**Stated task**
Each record below is to be copied word for word, with pictures removed.

_ _ _ _ _

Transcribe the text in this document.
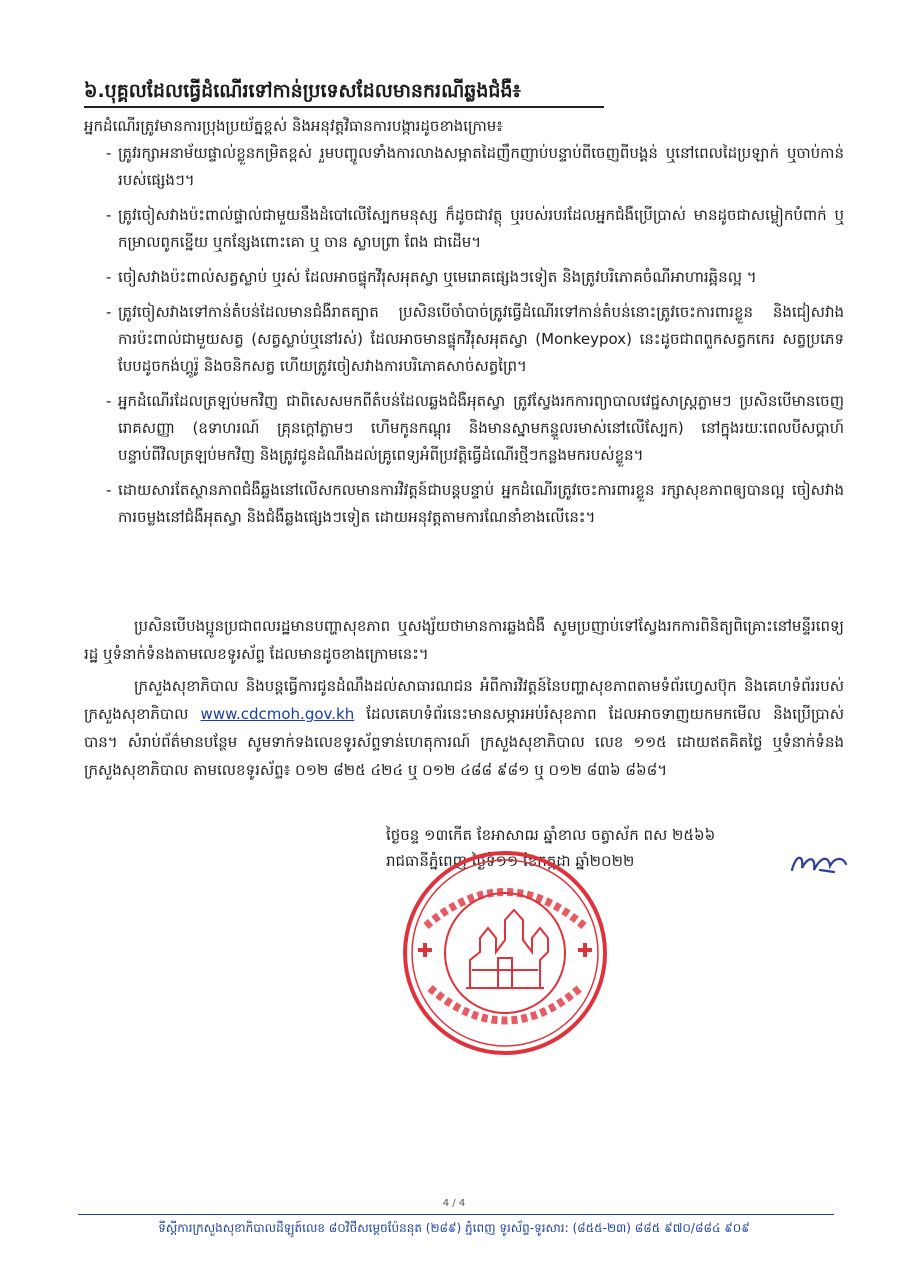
៦.បុគ្គលដែលធ្វើដំណើរទៅកាន់ប្រទេសដែលមានករណីឆ្លងជំងឺ៖
អ្នកដំណើរត្រូវមានការប្រុងប្រយ័ត្នខ្ពស់ និងអនុវត្តវិធានការបង្ការដូចខាងក្រោម៖
- ត្រូវរក្សាអនាម័យផ្ទាល់ខ្លួនកម្រិតខ្ពស់ រួមបញ្ចូលទាំងការលាងសម្អាតដៃញឹកញាប់បន្ទាប់ពីចេញពីបង្គន់ ឬនៅពេលដៃប្រឡាក់ ឬចាប់កាន់របស់ផ្សេងៗ។
- ត្រូវចៀសវាងប៉ះពាល់ផ្ទាល់ជាមួយនឹងដំបៅលើស្បែកមនុស្ស ក៏ដូចជាវត្ថុ ឬរបស់របរដែលអ្នកជំងឺប្រើប្រាស់ មានដូចជាសម្លៀកបំពាក់ ឬកម្រាលពូកខ្នើយ ឬកន្សែងពោះគោ ឬ ចាន ស្លាបព្រា ពែង ជាដើម។
- ចៀសវាងប៉ះពាល់សត្វស្លាប់ ឬរស់ ដែលអាចផ្ទុកវីរុសអុតស្វា ឬមេរោគផ្សេងៗទៀត និងត្រូវបរិភោគចំណីអាហារឆ្អិនល្អ ។
- ត្រូវចៀសវាងទៅកាន់តំបន់ដែលមានជំងឺរាតត្បាត ប្រសិនបើចាំបាច់ត្រូវធ្វើដំណើរទៅកាន់តំបន់នោះត្រូវចេះការពារខ្លួន និងជៀសវាងការប៉ះពាល់ជាមួយសត្វ (សត្វស្លាប់ឬនៅរស់) ដែលអាចមានផ្ទុកវីរុសអុតស្វា (Monkeypox) នេះដូចជាពពួកសត្វកកេរ សត្វប្រភេទបែបដូចកង់ហ្គូរ៉ូ និងចនិកសត្វ ហើយត្រូវចៀសវាងការបរិភោគសាច់សត្វព្រៃ។
- អ្នកដំណើរដែលត្រឡប់មកវិញ ជាពិសេសមកពីតំបន់ដែលឆ្លងជំងឺអុតស្វា ត្រូវស្វែងរកការព្យាបាលវេជ្ជសាស្ត្រភ្លាមៗ ប្រសិនបើមានចេញរោគសញ្ញា (ឧទាហរណ៍ គ្រុនក្ដៅភ្លាមៗ ហើមកូនកណ្ដុរ និងមានស្នាមកន្ទួលរមាស់នៅលើស្បែក) នៅក្នុងរយៈពេលបីសប្ដាហ៍បន្ទាប់ពីវិលត្រឡប់មកវិញ និងត្រូវជូនដំណឹងដល់គ្រូពេទ្យអំពីប្រវត្តិធ្វើដំណើរថ្មីៗកន្លងមករបស់ខ្លួន។
- ដោយសារតែស្ថានភាពជំងឺឆ្លងនៅលើសកលមានការវិវត្តន៍ជាបន្តបន្ទាប់ អ្នកដំណើរត្រូវចេះការពារខ្លួន រក្សាសុខភាពឲ្យបានល្អ ចៀសវាងការចម្លងនៅជំងឺអុតស្វា និងជំងឺឆ្លងផ្សេងៗទៀត ដោយអនុវត្តតាមការណែនាំខាងលើនេះ។
ប្រសិនបើបងប្អូនប្រជាពលរដ្ឋមានបញ្ហាសុខភាព ឬសង្ស័យថាមានការឆ្លងជំងឺ សូមប្រញាប់ទៅស្វែងរកការពិនិត្យពិគ្រោះនៅមន្ទីរពេទ្យរដ្ឋ ឬទំនាក់ទំនងតាមលេខទូរស័ព្ទ ដែលមានដូចខាងក្រោមនេះ។
ក្រសួងសុខាភិបាល និងបន្តធ្វើការជូនដំណឹងដល់សាធារណជន អំពីការវិវត្តន៍នៃបញ្ហាសុខភាពតាមទំព័រហ្វេសប៊ុក និងគេហទំព័ររបស់ក្រសួងសុខាភិបាល www.cdcmoh.gov.kh ដែលគេហទំព័រនេះមានសម្ភារអប់រំសុខភាព ដែលអាចទាញយកមកមើល និងប្រើប្រាស់បាន។ សំរាប់ព័ត៌មានបន្ថែម សូមទាក់ទងលេខទូរស័ព្ទទាន់ហេតុការណ៍ ក្រសួងសុខាភិបាល លេខ ១១៥ ដោយឥតគិតថ្លៃ ឬទំនាក់ទំនងក្រសួងសុខាភិបាល តាមលេខទូរស័ព្ទ៖ ០១២ ៨២៥ ៤២៤ ឬ ០១២ ៤៨៨ ៩៨១ ឬ ០១២ ៨៣៦ ៨៦៨។
ថ្ងៃចន្ទ ១៣កើត ខែអាសាឍ ឆ្នាំខាល ចត្វាស័ក ពស ២៥៦៦
រាជធានីភ្នំពេញ ថ្ងៃទី១១ ខែកក្កដា ឆ្នាំ២០២២
4 / 4
ទីស្តីការក្រសួងសុខាភិបាលដីឡូត៍លេខ ៨០វិថីសម្ដេចប៉ែននុត (២៨៩) ភ្នំពេញ ទូរស័ព្ទ-ទូរសារ: (៨៥៥-២៣) ៨៨៥ ៩៧០/៨៨៤ ៩០៩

_ _ _ _ _

**Answer for this exercise**
Transcribe the text in this document.
៦.បុគ្គលដែលធ្វើដំណើរទៅកាន់ប្រទេសដែលមានករណីឆ្លងជំងឺ៖
អ្នកដំណើរត្រូវមានការប្រុងប្រយ័ត្នខ្ពស់ និងអនុវត្តវិធានការបង្ការដូចខាងក្រោម៖
- ត្រូវរក្សាអនាម័យផ្ទាល់ខ្លួនកម្រិតខ្ពស់ រួមបញ្ចូលទាំងការលាងសម្អាតដៃញឹកញាប់បន្ទាប់ពីចេញពីបង្គន់ ឬនៅពេលដៃប្រឡាក់ ឬចាប់កាន់របស់ផ្សេងៗ។
- ត្រូវចៀសវាងប៉ះពាល់ផ្ទាល់ជាមួយនឹងដំបៅលើស្បែកមនុស្ស ក៏ដូចជាវត្ថុ ឬរបស់របរដែលអ្នកជំងឺប្រើប្រាស់ មានដូចជាសម្លៀកបំពាក់ ឬកម្រាលពូកខ្នើយ ឬកន្សែងពោះគោ ឬ ចាន ស្លាបព្រា ពែង ជាដើម។
- ចៀសវាងប៉ះពាល់សត្វស្លាប់ ឬរស់ ដែលអាចផ្ទុកវីរុសអុតស្វា ឬមេរោគផ្សេងៗទៀត និងត្រូវបរិភោគចំណីអាហារឆ្អិនល្អ ។
- ត្រូវចៀសវាងទៅកាន់តំបន់ដែលមានជំងឺរាតត្បាត ប្រសិនបើចាំបាច់ត្រូវធ្វើដំណើរទៅកាន់តំបន់នោះត្រូវចេះការពារខ្លួន និងជៀសវាងការប៉ះពាល់ជាមួយសត្វ (សត្វស្លាប់ឬនៅរស់) ដែលអាចមានផ្ទុកវីរុសអុតស្វា (Monkeypox) នេះដូចជាពពួកសត្វកកេរ សត្វប្រភេទបែបដូចកង់ហ្គូរ៉ូ និងចនិកសត្វ ហើយត្រូវចៀសវាងការបរិភោគសាច់សត្វព្រៃ។
- អ្នកដំណើរដែលត្រឡប់មកវិញ ជាពិសេសមកពីតំបន់ដែលឆ្លងជំងឺអុតស្វា ត្រូវស្វែងរកការព្យាបាលវេជ្ជសាស្ត្រភ្លាមៗ ប្រសិនបើមានចេញរោគសញ្ញា (ឧទាហរណ៍ គ្រុនក្ដៅភ្លាមៗ ហើមកូនកណ្ដុរ និងមានស្នាមកន្ទួលរមាស់នៅលើស្បែក) នៅក្នុងរយៈពេលបីសប្ដាហ៍បន្ទាប់ពីវិលត្រឡប់មកវិញ និងត្រូវជូនដំណឹងដល់គ្រូពេទ្យអំពីប្រវត្តិធ្វើដំណើរថ្មីៗកន្លងមករបស់ខ្លួន។
- ដោយសារតែស្ថានភាពជំងឺឆ្លងនៅលើសកលមានការវិវត្តន៍ជាបន្តបន្ទាប់ អ្នកដំណើរត្រូវចេះការពារខ្លួន រក្សាសុខភាពឲ្យបានល្អ ចៀសវាងការចម្លងនៅជំងឺអុតស្វា និងជំងឺឆ្លងផ្សេងៗទៀត ដោយអនុវត្តតាមការណែនាំខាងលើនេះ។
ប្រសិនបើបងប្អូនប្រជាពលរដ្ឋមានបញ្ហាសុខភាព ឬសង្ស័យថាមានការឆ្លងជំងឺ សូមប្រញាប់ទៅស្វែងរកការពិនិត្យពិគ្រោះនៅមន្ទីរពេទ្យរដ្ឋ ឬទំនាក់ទំនងតាមលេខទូរស័ព្ទ ដែលមានដូចខាងក្រោមនេះ។
ក្រសួងសុខាភិបាល និងបន្តធ្វើការជូនដំណឹងដល់សាធារណជន អំពីការវិវត្តន៍នៃបញ្ហាសុខភាពតាមទំព័រហ្វេសប៊ុក និងគេហទំព័ររបស់ក្រសួងសុខាភិបាល www.cdcmoh.gov.kh ដែលគេហទំព័រនេះមានសម្ភារអប់រំសុខភាព ដែលអាចទាញយកមកមើល និងប្រើប្រាស់បាន។ សំរាប់ព័ត៌មានបន្ថែម សូមទាក់ទងលេខទូរស័ព្ទទាន់ហេតុការណ៍ ក្រសួងសុខាភិបាល លេខ ១១៥ ដោយឥតគិតថ្លៃ ឬទំនាក់ទំនងក្រសួងសុខាភិបាល តាមលេខទូរស័ព្ទ៖ ០១២ ៨២៥ ៤២៤ ឬ ០១២ ៤៨៨ ៩៨១ ឬ ០១២ ៨៣៦ ៨៦៨។
ថ្ងៃចន្ទ ១៣កើត ខែអាសាឍ ឆ្នាំខាល ចត្វាស័ក ពស ២៥៦៦
រាជធានីភ្នំពេញ ថ្ងៃទី១១ ខែកក្កដា ឆ្នាំ២០២២
4 / 4
ទីស្តីការក្រសួងសុខាភិបាលដីឡូត៍លេខ ៨០វិថីសម្ដេចប៉ែននុត (២៨៩) ភ្នំពេញ ទូរស័ព្ទ-ទូរសារ: (៨៥៥-២៣) ៨៨៥ ៩៧០/៨៨៤ ៩០៩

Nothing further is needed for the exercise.